Data entries.
--- START ---

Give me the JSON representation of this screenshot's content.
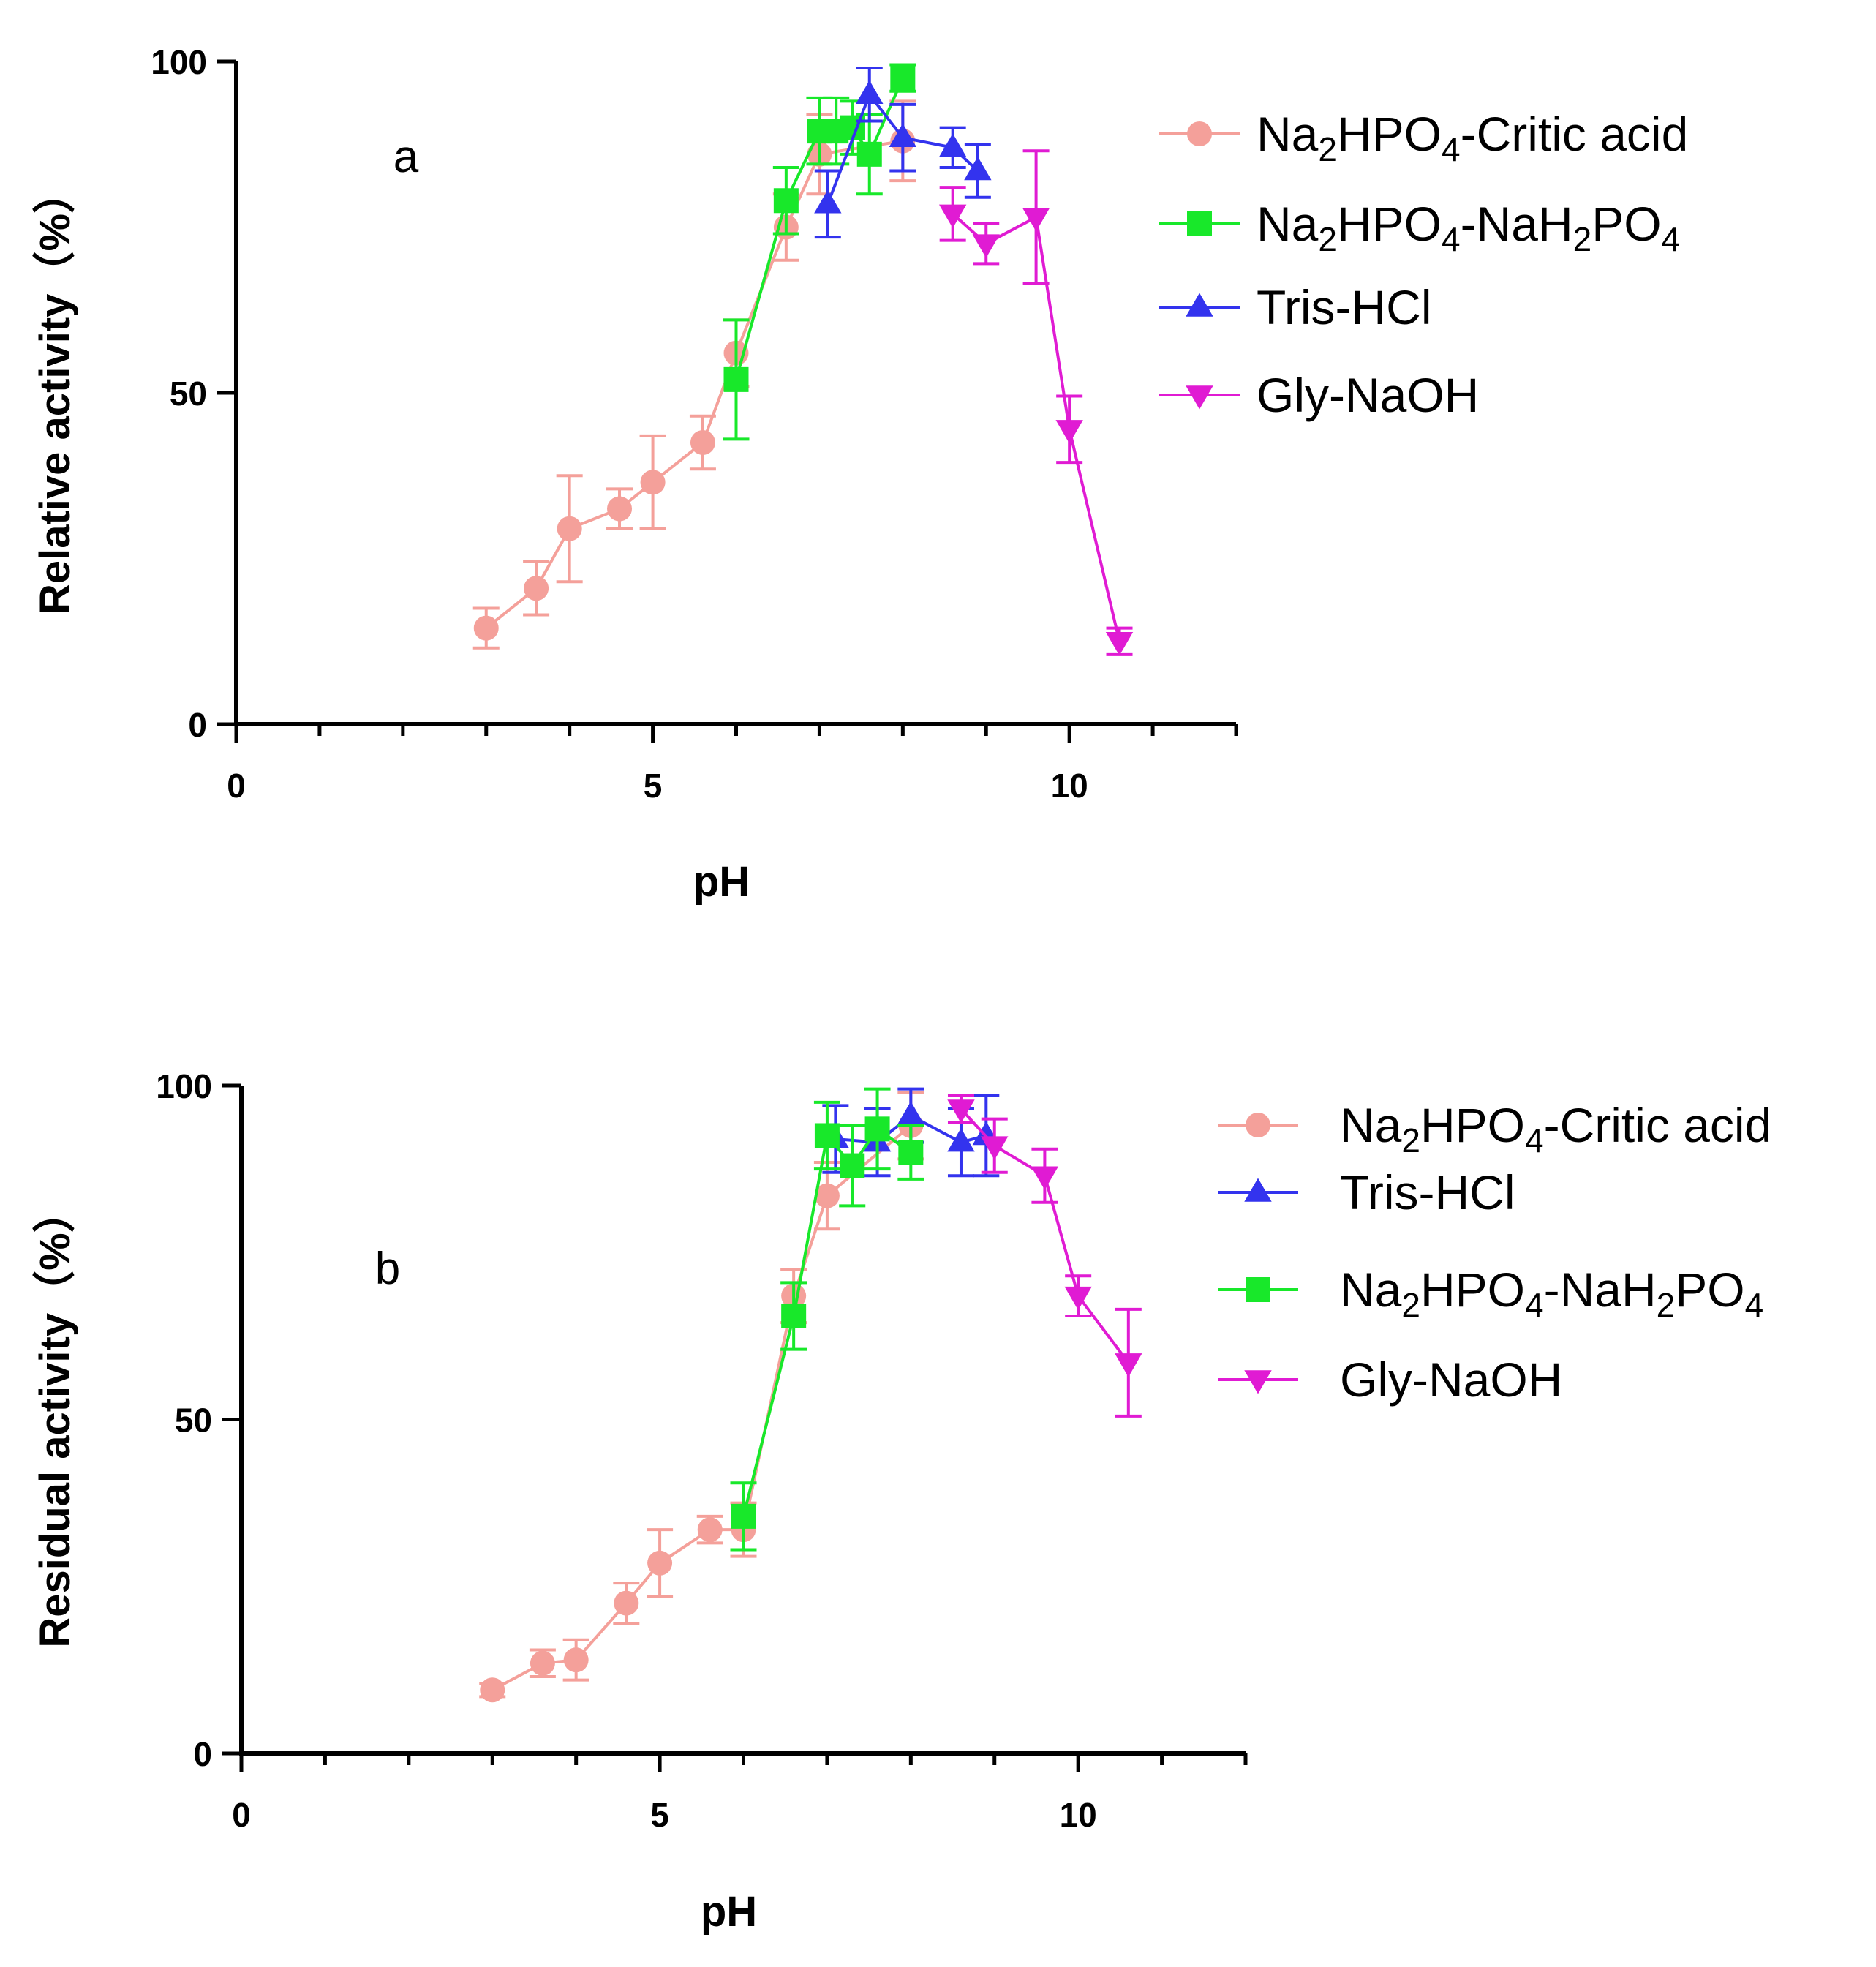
{
  "chart_data": [
    {
      "type": "line",
      "panel_label": "a",
      "xlabel": "pH",
      "ylabel": "Relative activity（%）",
      "xlim": [
        0,
        12
      ],
      "ylim": [
        0,
        100
      ],
      "x_ticks": [
        0,
        5,
        10
      ],
      "y_ticks": [
        0,
        50,
        100
      ],
      "x_tick_labels": [
        "0",
        "5",
        "10"
      ],
      "y_tick_labels": [
        "0",
        "50",
        "100"
      ],
      "legend_position": "right",
      "series": [
        {
          "name": "Na2HPO4-Critic acid",
          "legend": [
            "Na",
            "2",
            "HPO",
            "4",
            "-Critic acid"
          ],
          "color": "#F4A09A",
          "marker": "circle",
          "x": [
            3.0,
            3.6,
            4.0,
            4.6,
            5.0,
            5.6,
            6.0,
            6.6,
            7.0,
            8.0
          ],
          "y": [
            14.5,
            20.5,
            29.5,
            32.5,
            36.5,
            42.5,
            56.0,
            75.0,
            86.0,
            88.0
          ],
          "err": [
            3,
            4,
            8,
            3,
            7,
            4,
            5,
            5,
            6,
            6
          ]
        },
        {
          "name": "Na2HPO4-NaH2PO4",
          "legend": [
            "Na",
            "2",
            "HPO",
            "4",
            "-NaH",
            "2",
            "PO",
            "4"
          ],
          "color": "#18E82A",
          "marker": "square",
          "x": [
            6.0,
            6.6,
            7.0,
            7.2,
            7.4,
            7.6,
            8.0
          ],
          "y": [
            52.0,
            79.0,
            89.5,
            89.5,
            90.0,
            86.0,
            97.5
          ],
          "err": [
            9,
            5,
            5,
            5,
            4,
            6,
            2
          ]
        },
        {
          "name": "Tris-HCl",
          "legend": [
            "Tris-HCl"
          ],
          "color": "#3333EE",
          "marker": "triangle-up",
          "x": [
            7.1,
            7.6,
            8.0,
            8.6,
            8.9
          ],
          "y": [
            78.5,
            95.0,
            88.5,
            87.0,
            83.5
          ],
          "err": [
            5,
            4,
            5,
            3,
            4
          ]
        },
        {
          "name": "Gly-NaOH",
          "legend": [
            "Gly-NaOH"
          ],
          "color": "#E01BD3",
          "marker": "triangle-down",
          "x": [
            8.6,
            9.0,
            9.6,
            10.0,
            10.6
          ],
          "y": [
            77.0,
            72.5,
            76.5,
            44.5,
            12.5
          ],
          "err": [
            4,
            3,
            10,
            5,
            2
          ]
        }
      ]
    },
    {
      "type": "line",
      "panel_label": "b",
      "xlabel": "pH",
      "ylabel": "Residual activity（%）",
      "xlim": [
        0,
        12
      ],
      "ylim": [
        0,
        100
      ],
      "x_ticks": [
        0,
        5,
        10
      ],
      "y_ticks": [
        0,
        50,
        100
      ],
      "x_tick_labels": [
        "0",
        "5",
        "10"
      ],
      "y_tick_labels": [
        "0",
        "50",
        "100"
      ],
      "legend_position": "right",
      "series": [
        {
          "name": "Na2HPO4-Critic acid",
          "legend": [
            "Na",
            "2",
            "HPO",
            "4",
            "-Critic acid"
          ],
          "color": "#F4A09A",
          "marker": "circle",
          "x": [
            3.0,
            3.6,
            4.0,
            4.6,
            5.0,
            5.6,
            6.0,
            6.6,
            7.0,
            8.0
          ],
          "y": [
            9.5,
            13.5,
            14.0,
            22.5,
            28.5,
            33.5,
            33.5,
            68.5,
            83.5,
            94.0
          ],
          "err": [
            1,
            2,
            3,
            3,
            5,
            2,
            4,
            4,
            5,
            5
          ]
        },
        {
          "name": "Tris-HCl",
          "legend": [
            "Tris-HCl"
          ],
          "color": "#3333EE",
          "marker": "triangle-up",
          "x": [
            7.1,
            7.6,
            8.0,
            8.6,
            8.9
          ],
          "y": [
            92.0,
            91.5,
            95.5,
            91.5,
            92.5
          ],
          "err": [
            5,
            5,
            4,
            5,
            6
          ]
        },
        {
          "name": "Na2HPO4-NaH2PO4",
          "legend": [
            "Na",
            "2",
            "HPO",
            "4",
            "-NaH",
            "2",
            "PO",
            "4"
          ],
          "color": "#18E82A",
          "marker": "square",
          "x": [
            6.0,
            6.6,
            7.0,
            7.3,
            7.6,
            8.0
          ],
          "y": [
            35.5,
            65.5,
            92.5,
            88.0,
            93.5,
            90.0
          ],
          "err": [
            5,
            5,
            5,
            6,
            6,
            4
          ]
        },
        {
          "name": "Gly-NaOH",
          "legend": [
            "Gly-NaOH"
          ],
          "color": "#E01BD3",
          "marker": "triangle-down",
          "x": [
            8.6,
            9.0,
            9.6,
            10.0,
            10.6
          ],
          "y": [
            96.5,
            91.0,
            86.5,
            68.5,
            58.5
          ],
          "err": [
            2,
            4,
            4,
            3,
            8
          ]
        }
      ]
    }
  ]
}
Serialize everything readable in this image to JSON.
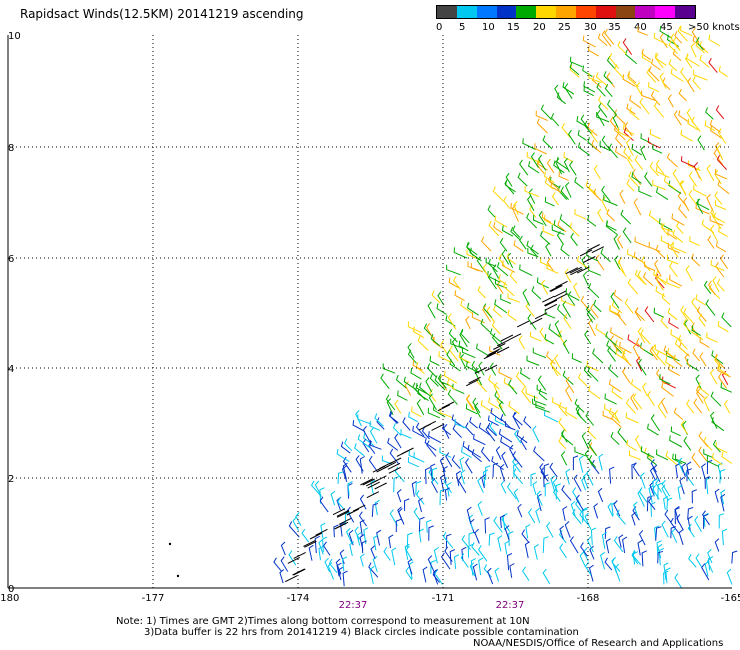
{
  "title": "Rapidsact Winds(12.5KM) 20141219 ascending",
  "legend": {
    "colors": [
      "#444444",
      "#00c8f0",
      "#0078ff",
      "#0032c8",
      "#00aa00",
      "#ffd700",
      "#ffa500",
      "#ff4500",
      "#e01010",
      "#8b4513",
      "#c000c0",
      "#ff00ff",
      "#5a0090"
    ],
    "labels": [
      "0",
      "5",
      "10",
      "15",
      "20",
      "25",
      "30",
      "35",
      "40",
      "45",
      ">50 knots"
    ]
  },
  "axes": {
    "x_labels": [
      "-180",
      "-177",
      "-174",
      "-171",
      "-168",
      "-165"
    ],
    "y_labels": [
      "0",
      "2",
      "4",
      "6",
      "8",
      "10"
    ],
    "time_labels": [
      "22:37",
      "22:37"
    ],
    "grid": true
  },
  "notes": {
    "line1": "Note: 1) Times are GMT 2)Times along bottom correspond to measurement at 10N",
    "line2": "3)Data buffer is 22 hrs from 20141219 4) Black circles indicate possible contamination",
    "line3": "NOAA/NESDIS/Office of Research and Applications"
  },
  "colors": {
    "time_label": "#800080",
    "grid": "#000000",
    "barb_low": "#00c8f0",
    "barb_mid": "#0032c8",
    "barb_green": "#00aa00",
    "barb_yellow": "#ffd700",
    "barb_orange": "#ffa500",
    "barb_red": "#e01010"
  }
}
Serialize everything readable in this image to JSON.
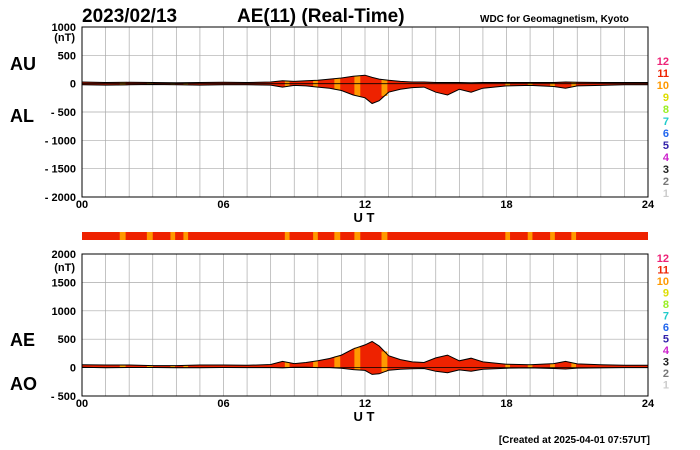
{
  "header": {
    "date": "2023/02/13",
    "title": "AE(11) (Real-Time)",
    "org": "WDC for Geomagnetism, Kyoto"
  },
  "footer": {
    "created": "[Created at 2025-04-01 07:57UT]"
  },
  "colors": {
    "fill_main": "#ee2200",
    "fill_alt": "#ff9900",
    "outline": "#000000",
    "grid": "#aaaaaa",
    "bar_main": "#ee2200",
    "bar_alt": "#ff9900"
  },
  "legend": [
    {
      "label": "12",
      "color": "#ee2277"
    },
    {
      "label": "11",
      "color": "#ee2200"
    },
    {
      "label": "10",
      "color": "#ff9900"
    },
    {
      "label": "9",
      "color": "#dddd00"
    },
    {
      "label": "8",
      "color": "#99ee22"
    },
    {
      "label": "7",
      "color": "#22cccc"
    },
    {
      "label": "6",
      "color": "#2266ee"
    },
    {
      "label": "5",
      "color": "#3322aa"
    },
    {
      "label": "4",
      "color": "#cc22cc"
    },
    {
      "label": "3",
      "color": "#222222"
    },
    {
      "label": "2",
      "color": "#777777"
    },
    {
      "label": "1",
      "color": "#cccccc"
    }
  ],
  "station_bar": {
    "alt_segments_hours": [
      [
        1.6,
        1.85
      ],
      [
        2.75,
        3.0
      ],
      [
        3.75,
        3.95
      ],
      [
        4.3,
        4.5
      ],
      [
        8.6,
        8.8
      ],
      [
        9.8,
        10.0
      ],
      [
        10.7,
        10.95
      ],
      [
        11.55,
        11.8
      ],
      [
        12.7,
        12.95
      ],
      [
        17.95,
        18.15
      ],
      [
        18.9,
        19.1
      ],
      [
        19.85,
        20.05
      ],
      [
        20.75,
        20.95
      ]
    ]
  },
  "chart_data": [
    {
      "type": "area",
      "panel": "AU/AL",
      "upper_label": "AU",
      "lower_label": "AL",
      "xlabel": "U T",
      "ylabel": "(nT)",
      "xlim": [
        0,
        24
      ],
      "ylim": [
        -2000,
        1000
      ],
      "yticks": [
        "1000",
        "500",
        "0",
        "- 500",
        "- 1000",
        "- 1500",
        "- 2000"
      ],
      "xticks": [
        "00",
        "06",
        "12",
        "18",
        "24"
      ],
      "grid": true,
      "series": [
        {
          "name": "AU",
          "x": [
            0,
            1,
            2,
            3,
            4,
            5,
            6,
            7,
            8,
            8.5,
            9,
            9.5,
            10,
            10.5,
            11,
            11.5,
            12,
            12.3,
            12.6,
            13,
            13.5,
            14,
            14.5,
            15,
            15.5,
            16,
            16.5,
            17,
            18,
            19,
            20,
            20.5,
            21,
            22,
            23,
            24
          ],
          "values": [
            30,
            20,
            25,
            20,
            15,
            20,
            25,
            20,
            30,
            50,
            40,
            50,
            60,
            80,
            100,
            130,
            150,
            110,
            80,
            60,
            40,
            30,
            30,
            20,
            20,
            20,
            15,
            20,
            20,
            20,
            20,
            30,
            25,
            20,
            20,
            20
          ]
        },
        {
          "name": "AL",
          "x": [
            0,
            1,
            2,
            3,
            4,
            5,
            6,
            7,
            8,
            8.5,
            9,
            9.5,
            10,
            10.5,
            11,
            11.5,
            12,
            12.3,
            12.6,
            13,
            13.5,
            14,
            14.5,
            15,
            15.5,
            16,
            16.5,
            17,
            18,
            19,
            20,
            20.5,
            21,
            22,
            23,
            24
          ],
          "values": [
            -20,
            -25,
            -20,
            -15,
            -20,
            -25,
            -20,
            -20,
            -25,
            -60,
            -30,
            -40,
            -60,
            -80,
            -120,
            -200,
            -250,
            -350,
            -300,
            -150,
            -100,
            -70,
            -60,
            -150,
            -200,
            -100,
            -150,
            -80,
            -40,
            -30,
            -50,
            -80,
            -40,
            -30,
            -20,
            -20
          ]
        }
      ]
    },
    {
      "type": "area",
      "panel": "AE/AO",
      "upper_label": "AE",
      "lower_label": "AO",
      "xlabel": "U T",
      "ylabel": "(nT)",
      "xlim": [
        0,
        24
      ],
      "ylim": [
        -500,
        2000
      ],
      "yticks": [
        "2000",
        "1500",
        "1000",
        "500",
        "0",
        "- 500"
      ],
      "xticks": [
        "00",
        "06",
        "12",
        "18",
        "24"
      ],
      "grid": true,
      "series": [
        {
          "name": "AE",
          "x": [
            0,
            1,
            2,
            3,
            4,
            5,
            6,
            7,
            8,
            8.5,
            9,
            9.5,
            10,
            10.5,
            11,
            11.5,
            12,
            12.3,
            12.6,
            13,
            13.5,
            14,
            14.5,
            15,
            15.5,
            16,
            16.5,
            17,
            18,
            19,
            20,
            20.5,
            21,
            22,
            23,
            24
          ],
          "values": [
            50,
            45,
            45,
            35,
            35,
            45,
            45,
            40,
            55,
            110,
            70,
            90,
            120,
            160,
            220,
            330,
            400,
            460,
            380,
            210,
            140,
            100,
            90,
            170,
            220,
            120,
            165,
            100,
            60,
            50,
            70,
            110,
            65,
            50,
            40,
            40
          ]
        },
        {
          "name": "AO",
          "x": [
            0,
            1,
            2,
            3,
            4,
            5,
            6,
            7,
            8,
            8.5,
            9,
            9.5,
            10,
            10.5,
            11,
            11.5,
            12,
            12.3,
            12.6,
            13,
            13.5,
            14,
            14.5,
            15,
            15.5,
            16,
            16.5,
            17,
            18,
            19,
            20,
            20.5,
            21,
            22,
            23,
            24
          ],
          "values": [
            5,
            -2,
            2,
            2,
            -2,
            -2,
            2,
            0,
            2,
            -5,
            5,
            5,
            0,
            0,
            -10,
            -35,
            -50,
            -120,
            -110,
            -45,
            -30,
            -20,
            -15,
            -65,
            -90,
            -40,
            -65,
            -30,
            -10,
            -5,
            -15,
            -25,
            -8,
            -5,
            0,
            0
          ]
        }
      ]
    }
  ]
}
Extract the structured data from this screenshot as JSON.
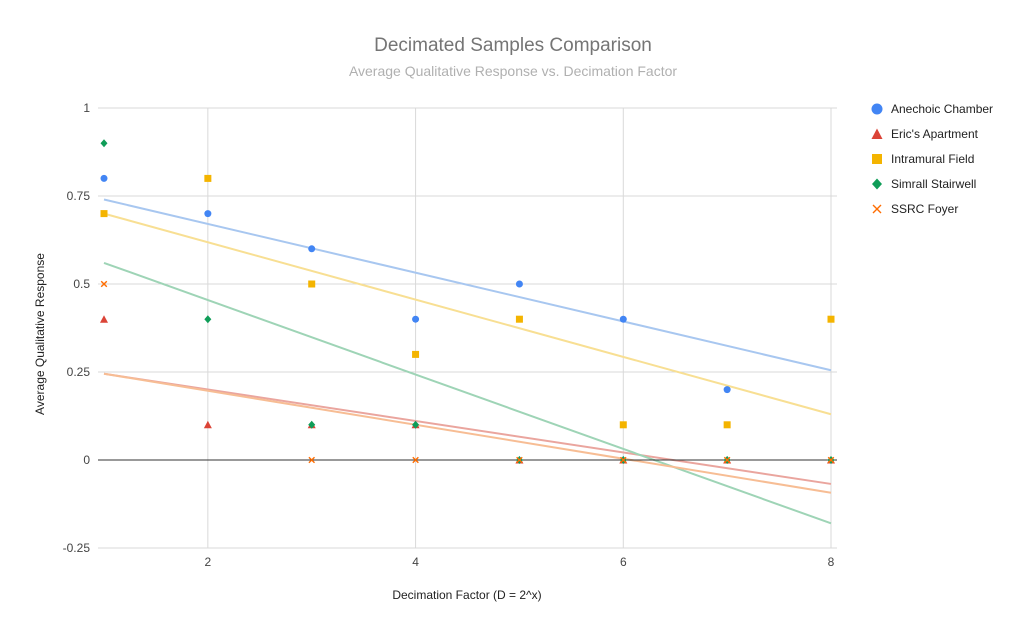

--- END ---

What the exercise asks.
Pick out the lines above that hold the string "activity" and show them.

Answer to the problem.
      "ylabel": "Relative activity（%）",
      "ylabel": "Residual activity（%）",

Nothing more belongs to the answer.